Records:
- - - - - - -

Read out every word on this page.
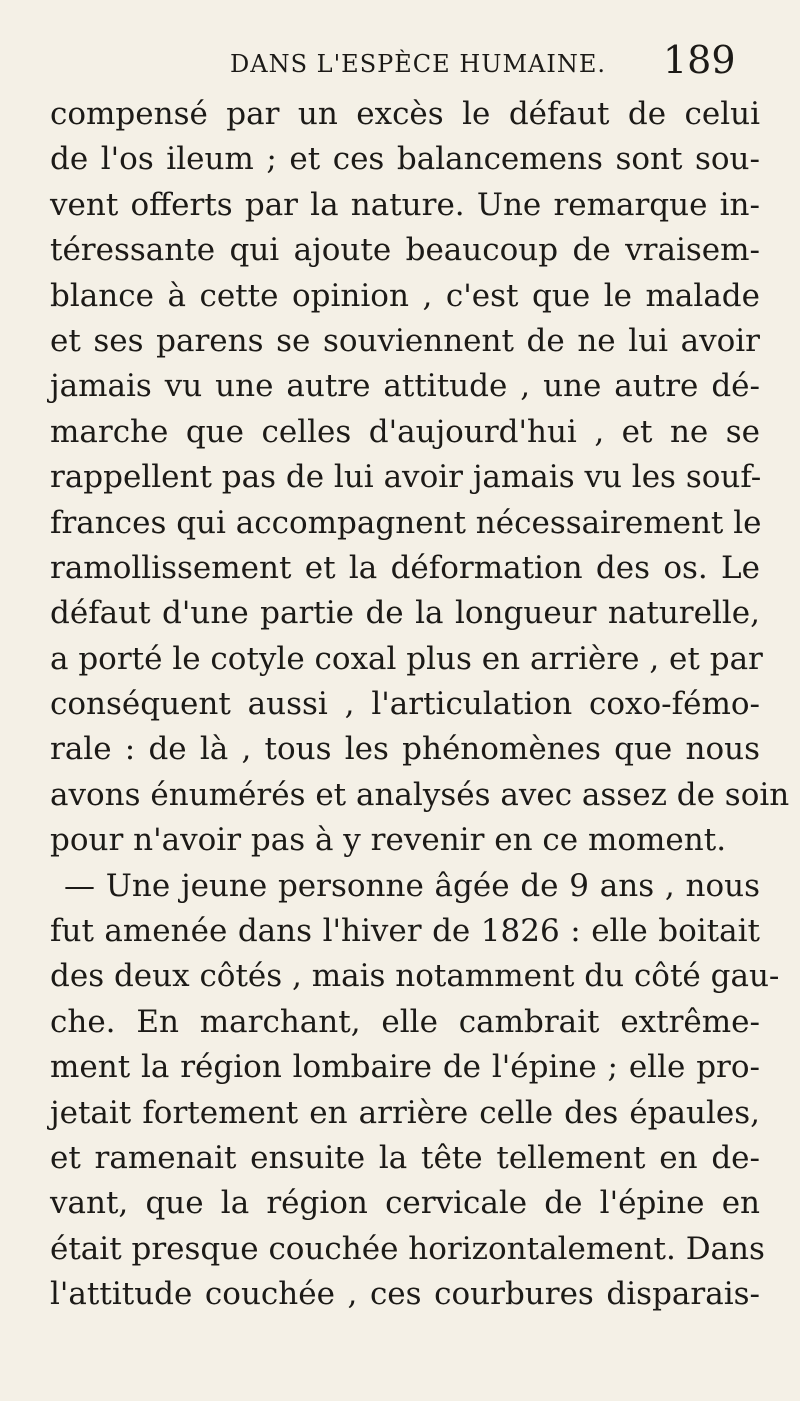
DANS L'ESPÈCE HUMAINE. 189
compensé par un excès le défaut de celui
de l'os ileum ; et ces balancemens sont sou-
vent offerts par la nature. Une remarque in-
téressante qui ajoute beaucoup de vraisem-
blance à cette opinion , c'est que le malade
et ses parens se souviennent de ne lui avoir
jamais vu une autre attitude , une autre dé-
marche que celles d'aujourd'hui , et ne se
rappellent pas de lui avoir jamais vu les souf-
frances qui accompagnent nécessairement le
ramollissement et la déformation des os. Le
défaut d'une partie de la longueur naturelle,
a porté le cotyle coxal plus en arrière , et par
conséquent aussi , l'articulation coxo-fémo-
rale : de là , tous les phénomènes que nous
avons énumérés et analysés avec assez de soin
pour n'avoir pas à y revenir en ce moment.
— Une jeune personne âgée de 9 ans , nous
fut amenée dans l'hiver de 1826 : elle boitait
des deux côtés , mais notamment du côté gau-
che. En marchant, elle cambrait extrême-
ment la région lombaire de l'épine ; elle pro-
jetait fortement en arrière celle des épaules,
et ramenait ensuite la tête tellement en de-
vant, que la région cervicale de l'épine en
était presque couchée horizontalement. Dans
l'attitude couchée , ces courbures disparais-
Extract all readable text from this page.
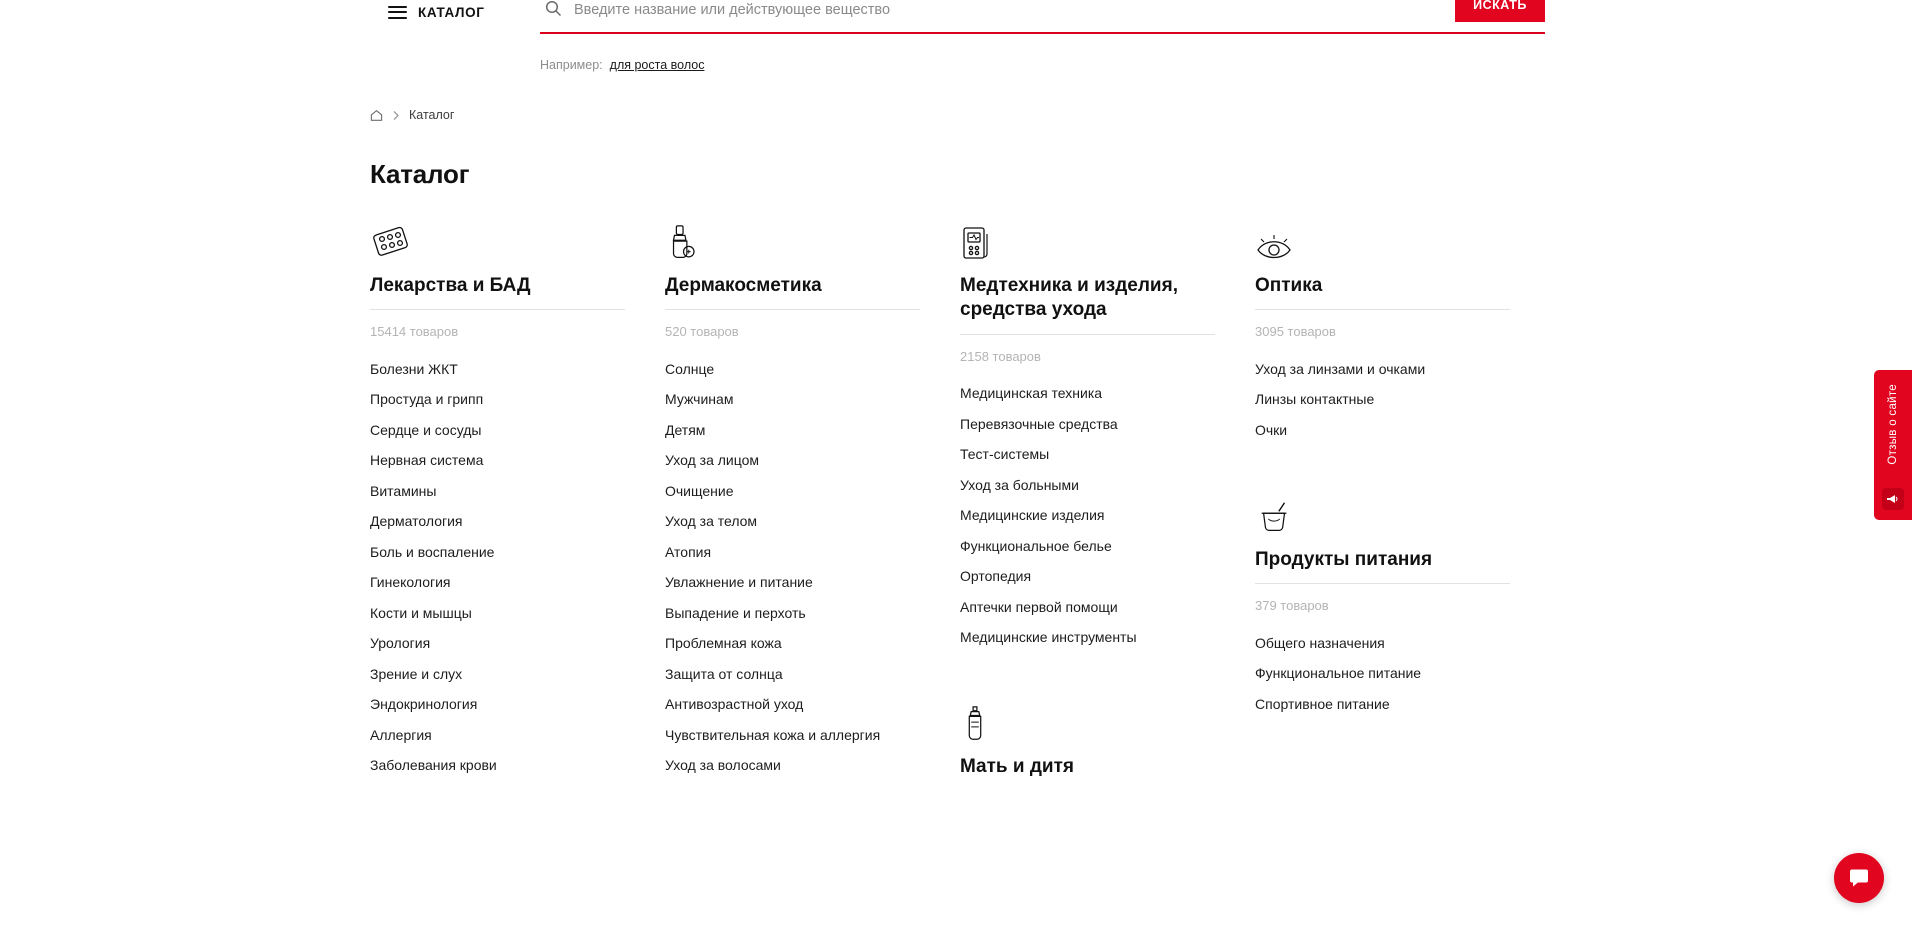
КАТАЛОГ
Введите название или действующее вещество	ИСКАТЬ
Например: для роста волос
Каталог
Каталог
Лекарства и БАД
15414 товаров
Болезни ЖКТ
Простуда и грипп
Сердце и сосуды
Нервная система
Витамины
Дерматология
Боль и воспаление
Гинекология
Кости и мышцы
Урология
Зрение и слух
Эндокринология
Аллергия
Заболевания крови
Дермакосметика
520 товаров
Солнце
Мужчинам
Детям
Уход за лицом
Очищение
Уход за телом
Атопия
Увлажнение и питание
Выпадение и перхоть
Проблемная кожа
Защита от солнца
Антивозрастной уход
Чувствительная кожа и аллергия
Уход за волосами
Медтехника и изделия, средства ухода
2158 товаров
Медицинская техника
Перевязочные средства
Тест-системы
Уход за больными
Медицинские изделия
Функциональное белье
Ортопедия
Аптечки первой помощи
Медицинские инструменты
Мать и дитя
Оптика
3095 товаров
Уход за линзами и очками
Линзы контактные
Очки
Продукты питания
379 товаров
Общего назначения
Функциональное питание
Спортивное питание
Отзыв о сайте
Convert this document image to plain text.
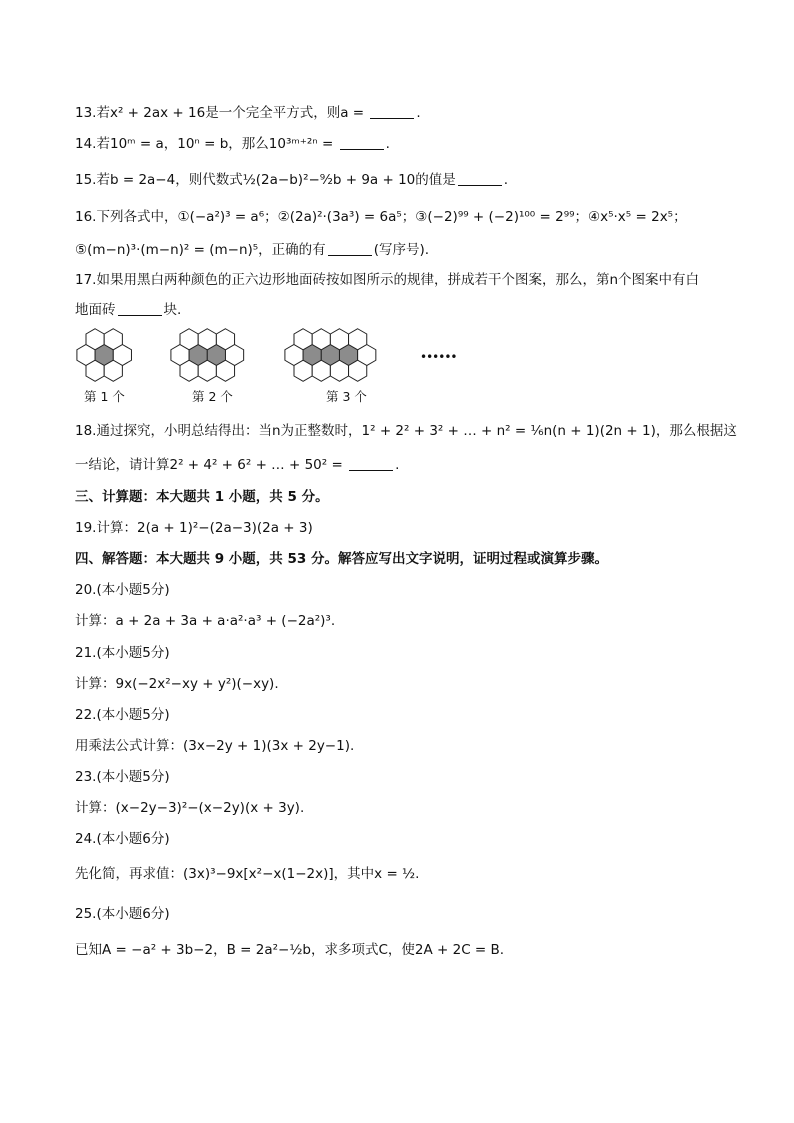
13.若x² + 2ax + 16是一个完全平方式，则a =	.
14.若10ᵐ = a，10ⁿ = b，那么10³ᵐ⁺²ⁿ =	.
15.若b = 2a−4，则代数式½(2a−b)²−⁹⁄₂b + 9a + 10的值是	.
16.下列各式中，①(−a²)³ = a⁶；②(2a)²·(3a³) = 6a⁵；③(−2)⁹⁹ + (−2)¹⁰⁰ = 2⁹⁹；④x⁵·x⁵ = 2x⁵；
⑤(m−n)³·(m−n)² = (m−n)⁵，正确的有	(写序号).
17.如果用黑白两种颜色的正六边形地面砖按如图所示的规律，拼成若干个图案，那么，第n个图案中有白
地面砖	块.
第 1 个	第 2 个	第 3 个
••••••
18.通过探究，小明总结得出：当n为正整数时，1² + 2² + 3² + … + n² = ⅙n(n + 1)(2n + 1)，那么根据这
一结论，请计算2² + 4² + 6² + … + 50² =	.
三、计算题：本大题共 1 小题，共 5 分。
19.计算：2(a + 1)²−(2a−3)(2a + 3)
四、解答题：本大题共 9 小题，共 53 分。解答应写出文字说明，证明过程或演算步骤。
20.(本小题5分)
计算：a + 2a + 3a + a·a²·a³ + (−2a²)³.
21.(本小题5分)
计算：9x(−2x²−xy + y²)(−xy).
22.(本小题5分)
用乘法公式计算：(3x−2y + 1)(3x + 2y−1).
23.(本小题5分)
计算：(x−2y−3)²−(x−2y)(x + 3y).
24.(本小题6分)
先化简，再求值：(3x)³−9x[x²−x(1−2x)]，其中x = ½.
25.(本小题6分)
已知A = −a² + 3b−2，B = 2a²−½b，求多项式C，使2A + 2C = B.
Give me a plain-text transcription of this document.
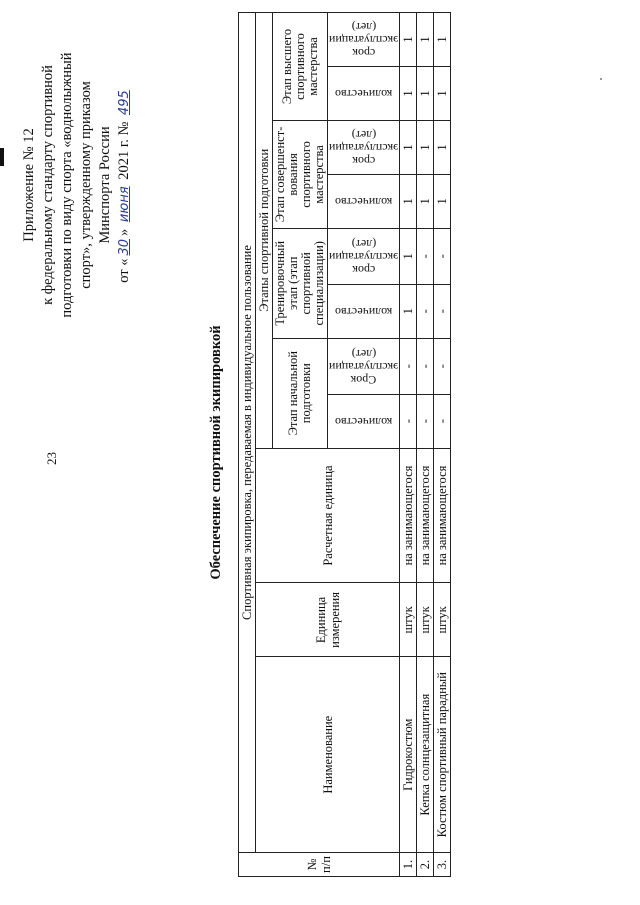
23
Приложение № 12 к федеральному стандарту спортивной подготовки по виду спорта «воднолыжный спорт», утвержденному приказом Минспорта России
от «30» июня 2021 г. № 495
Обеспечение спортивной экипировкой
№ п/п	Спортивная экипировка, передаваемая в индивидуальное пользование										
	Наименование	Единица измерения	Расчетная единица	Этапы спортивной подготовки							
				Этап начальной подготовки		Тренировочный этап (этап спортивной специализации)		Этап совершенст-вования спортивного мастерства		Этап высшего спортивного мастерства	

				количество	Срок эксплуатации (лет)	количество	срок эксплуатации (лет)	количество	срок эксплуатации (лет)	количество	срок эксплуатации (лет)

1.	Гидрокостюм	штук	на занимающегося	-	-	1	1	1	1	1	1
2.	Кепка солнцезащитная	штук	на занимающегося	-	-	-	-	1	1	1	1
3.	Костюм спортивный парадный	штук	на занимающегося	-	-	-	-	1	1	1	1
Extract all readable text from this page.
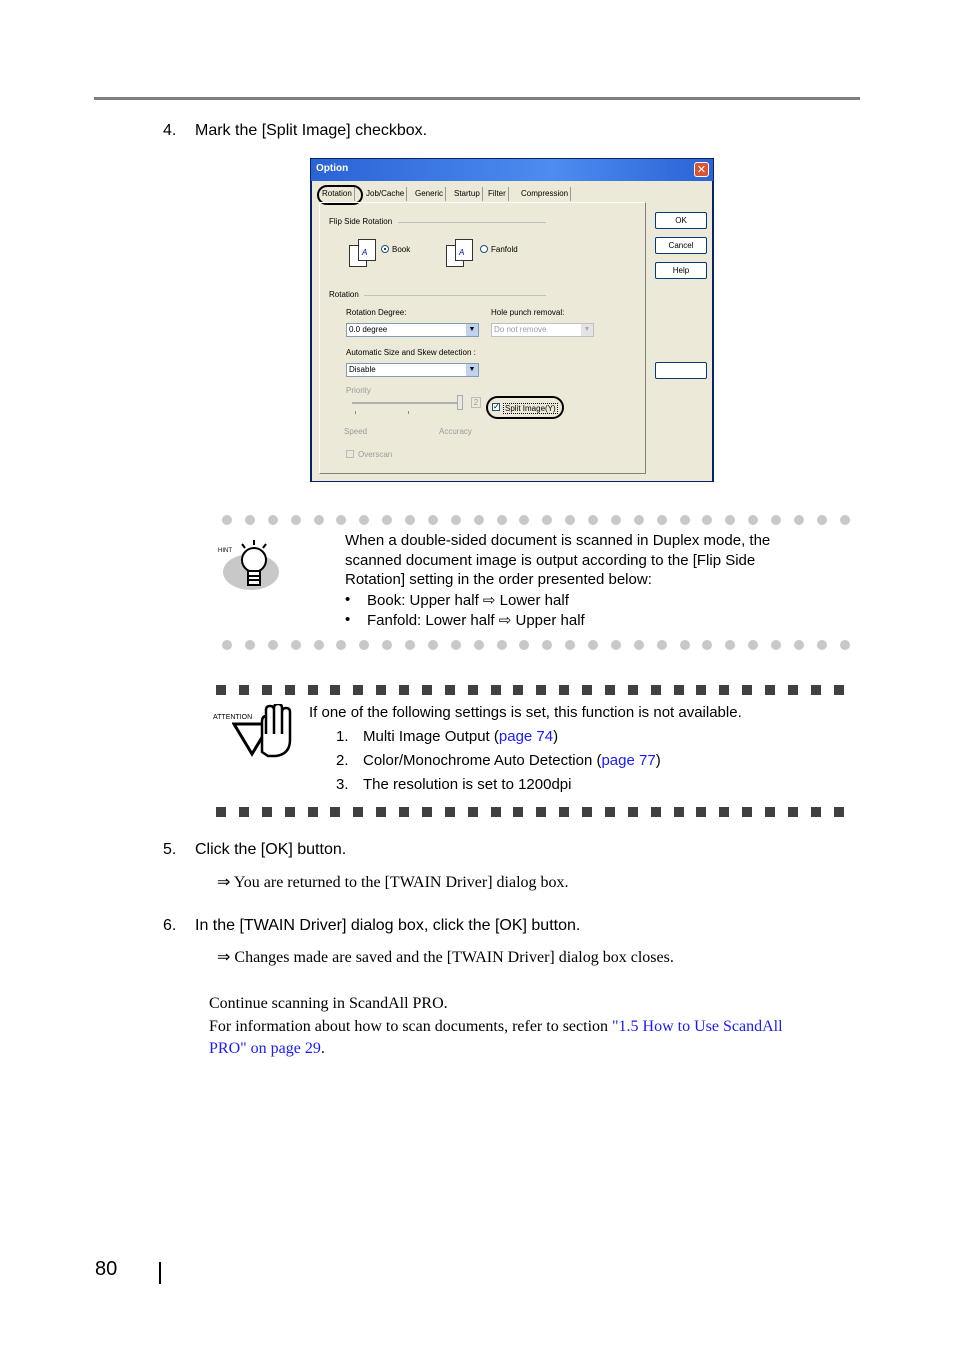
4. Mark the [Split Image] checkbox.
Option	✕
Rotation	Job/Cache	Generic	Startup	Filter	Compression
OK
Cancel
Help
Flip Side Rotation
A	Book	A	Fanfold
Rotation
Rotation Degree:
0.0 degree	▼
Hole punch removal:
Do not remove	▼
Automatic Size and Skew detection :
Disable	▼
Priority
2
Speed	Accuracy
✓ Split Image(Y)
Overscan
HINT
When a double-sided document is scanned in Duplex mode, the
scanned document image is output according to the [Flip Side
Rotation] setting in the order presented below:
• Book: Upper half ⇨ Lower half
• Fanfold: Lower half ⇨ Upper half
ATTENTION	If one of the following settings is set, this function is not available.
1. Multi Image Output (page 74)
2. Color/Monochrome Auto Detection (page 77)
3. The resolution is set to 1200dpi
5. Click the [OK] button.
⇒ You are returned to the [TWAIN Driver] dialog box.
6. In the [TWAIN Driver] dialog box, click the [OK] button.
⇒ Changes made are saved and the [TWAIN Driver] dialog box closes.
Continue scanning in ScandAll PRO.
For information about how to scan documents, refer to section "1.5 How to Use ScandAll
PRO" on page 29.
80
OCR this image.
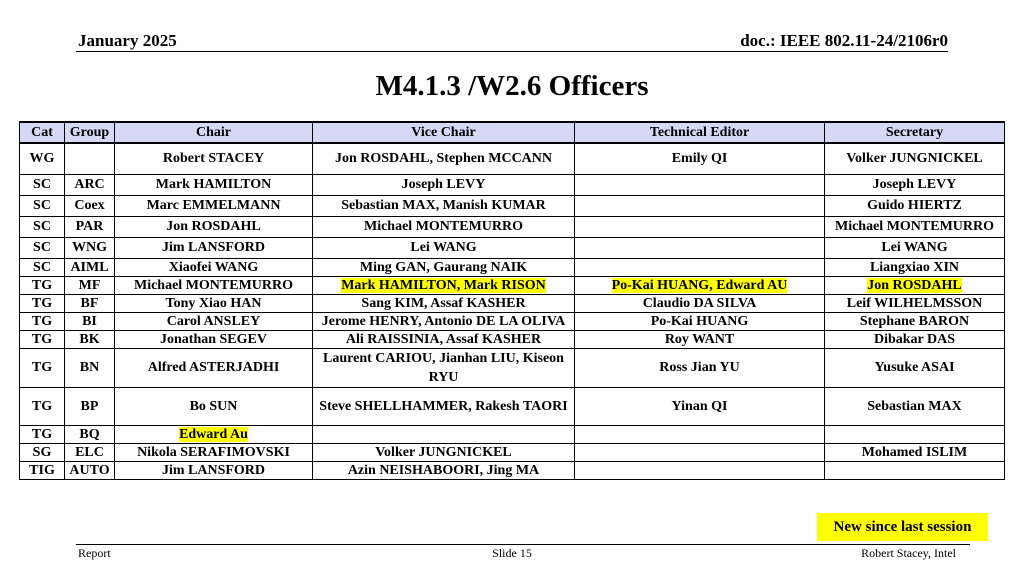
January 2025	doc.: IEEE 802.11-24/2106r0
M4.1.3 /W2.6 Officers
Cat	Group	Chair	Vice Chair	Technical Editor	Secretary
WG		Robert STACEY	Jon ROSDAHL, Stephen MCCANN	Emily QI	Volker JUNGNICKEL
SC	ARC	Mark HAMILTON	Joseph LEVY		Joseph LEVY
SC	Coex	Marc EMMELMANN	Sebastian MAX, Manish KUMAR		Guido HIERTZ
SC	PAR	Jon ROSDAHL	Michael MONTEMURRO		Michael MONTEMURRO
SC	WNG	Jim LANSFORD	Lei WANG		Lei WANG
SC	AIML	Xiaofei WANG	Ming GAN, Gaurang NAIK		Liangxiao XIN
TG	MF	Michael MONTEMURRO	Mark HAMILTON, Mark RISON	Po-Kai HUANG, Edward AU	Jon ROSDAHL
TG	BF	Tony Xiao HAN	Sang KIM, Assaf KASHER	Claudio DA SILVA	Leif WILHELMSSON
TG	BI	Carol ANSLEY	Jerome HENRY, Antonio DE LA OLIVA	Po-Kai HUANG	Stephane BARON
TG	BK	Jonathan SEGEV	Ali RAISSINIA, Assaf KASHER	Roy WANT	Dibakar DAS
TG	BN	Alfred ASTERJADHI	Laurent CARIOU, Jianhan LIU, Kiseon RYU	Ross Jian YU	Yusuke ASAI
TG	BP	Bo SUN	Steve SHELLHAMMER, Rakesh TAORI	Yinan QI	Sebastian MAX
TG	BQ	Edward Au			
SG	ELC	Nikola SERAFIMOVSKI	Volker JUNGNICKEL		Mohamed ISLIM
TIG	AUTO	Jim LANSFORD	Azin NEISHABOORI, Jing MA		
New since last session
Report	Slide 15	Robert Stacey, Intel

- - - - - - -

Problem to work on:
Reproduce precisely the lines of the listing above, from the line containing "OCR this image." to the last line, both ends included. Pictures are to be omitted.

Response for this exercise:
OCR this image.
January 2025	doc.: IEEE 802.11-24/2106r0
M4.1.3 /W2.6 Officers
Cat	Group	Chair	Vice Chair	Technical Editor	Secretary
WG		Robert STACEY	Jon ROSDAHL, Stephen MCCANN	Emily QI	Volker JUNGNICKEL
SC	ARC	Mark HAMILTON	Joseph LEVY		Joseph LEVY
SC	Coex	Marc EMMELMANN	Sebastian MAX, Manish KUMAR		Guido HIERTZ
SC	PAR	Jon ROSDAHL	Michael MONTEMURRO		Michael MONTEMURRO
SC	WNG	Jim LANSFORD	Lei WANG		Lei WANG
SC	AIML	Xiaofei WANG	Ming GAN, Gaurang NAIK		Liangxiao XIN
TG	MF	Michael MONTEMURRO	Mark HAMILTON, Mark RISON	Po-Kai HUANG, Edward AU	Jon ROSDAHL
TG	BF	Tony Xiao HAN	Sang KIM, Assaf KASHER	Claudio DA SILVA	Leif WILHELMSSON
TG	BI	Carol ANSLEY	Jerome HENRY, Antonio DE LA OLIVA	Po-Kai HUANG	Stephane BARON
TG	BK	Jonathan SEGEV	Ali RAISSINIA, Assaf KASHER	Roy WANT	Dibakar DAS
TG	BN	Alfred ASTERJADHI	Laurent CARIOU, Jianhan LIU, Kiseon RYU	Ross Jian YU	Yusuke ASAI
TG	BP	Bo SUN	Steve SHELLHAMMER, Rakesh TAORI	Yinan QI	Sebastian MAX
TG	BQ	Edward Au			
SG	ELC	Nikola SERAFIMOVSKI	Volker JUNGNICKEL		Mohamed ISLIM
TIG	AUTO	Jim LANSFORD	Azin NEISHABOORI, Jing MA		
New since last session
Report	Slide 15	Robert Stacey, Intel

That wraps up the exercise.